REQUIRED WORK -
Will you print the material below without altering a single character?

Stored records
▬▬▬▬▬▬

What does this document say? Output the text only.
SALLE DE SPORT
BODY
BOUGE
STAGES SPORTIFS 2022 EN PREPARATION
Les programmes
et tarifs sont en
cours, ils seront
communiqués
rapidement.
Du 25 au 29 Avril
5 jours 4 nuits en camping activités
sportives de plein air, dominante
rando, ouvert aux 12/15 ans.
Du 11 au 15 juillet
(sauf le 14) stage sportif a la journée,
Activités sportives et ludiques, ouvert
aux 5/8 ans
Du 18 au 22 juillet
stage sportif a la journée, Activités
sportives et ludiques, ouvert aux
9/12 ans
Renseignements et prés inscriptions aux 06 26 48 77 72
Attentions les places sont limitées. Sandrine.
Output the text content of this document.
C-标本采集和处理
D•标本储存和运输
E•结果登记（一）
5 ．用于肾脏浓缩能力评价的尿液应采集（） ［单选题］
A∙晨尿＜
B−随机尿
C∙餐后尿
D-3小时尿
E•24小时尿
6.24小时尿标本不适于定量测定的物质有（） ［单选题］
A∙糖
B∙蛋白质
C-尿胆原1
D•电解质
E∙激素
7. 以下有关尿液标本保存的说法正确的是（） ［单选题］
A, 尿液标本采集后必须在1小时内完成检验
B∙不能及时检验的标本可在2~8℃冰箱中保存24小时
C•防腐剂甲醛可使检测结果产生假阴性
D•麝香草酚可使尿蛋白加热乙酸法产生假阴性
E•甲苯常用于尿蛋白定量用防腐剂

▬▬▬▬▬▬

EXPECTED ANSWER -
What does this document say? Output the text only.
SALLE DE SPORT
BODY
BOUGE
STAGES SPORTIFS 2022 EN PREPARATION
Les programmes
et tarifs sont en
cours, ils seront
communiqués
rapidement.
Du 25 au 29 Avril
5 jours 4 nuits en camping activités
sportives de plein air, dominante
rando, ouvert aux 12/15 ans.
Du 11 au 15 juillet
(sauf le 14) stage sportif a la journée,
Activités sportives et ludiques, ouvert
aux 5/8 ans
Du 18 au 22 juillet
stage sportif a la journée, Activités
sportives et ludiques, ouvert aux
9/12 ans
Renseignements et prés inscriptions aux 06 26 48 77 72
Attentions les places sont limitées. Sandrine.
Output the text content of this document.
C-标本采集和处理
D•标本储存和运输
E•结果登记（一）
5 ．用于肾脏浓缩能力评价的尿液应采集（） ［单选题］
A∙晨尿＜
B−随机尿
C∙餐后尿
D-3小时尿
E•24小时尿
6.24小时尿标本不适于定量测定的物质有（） ［单选题］
A∙糖
B∙蛋白质
C-尿胆原1
D•电解质
E∙激素
7. 以下有关尿液标本保存的说法正确的是（） ［单选题］
A, 尿液标本采集后必须在1小时内完成检验
B∙不能及时检验的标本可在2~8℃冰箱中保存24小时
C•防腐剂甲醛可使检测结果产生假阴性
D•麝香草酚可使尿蛋白加热乙酸法产生假阴性
E•甲苯常用于尿蛋白定量用防腐剂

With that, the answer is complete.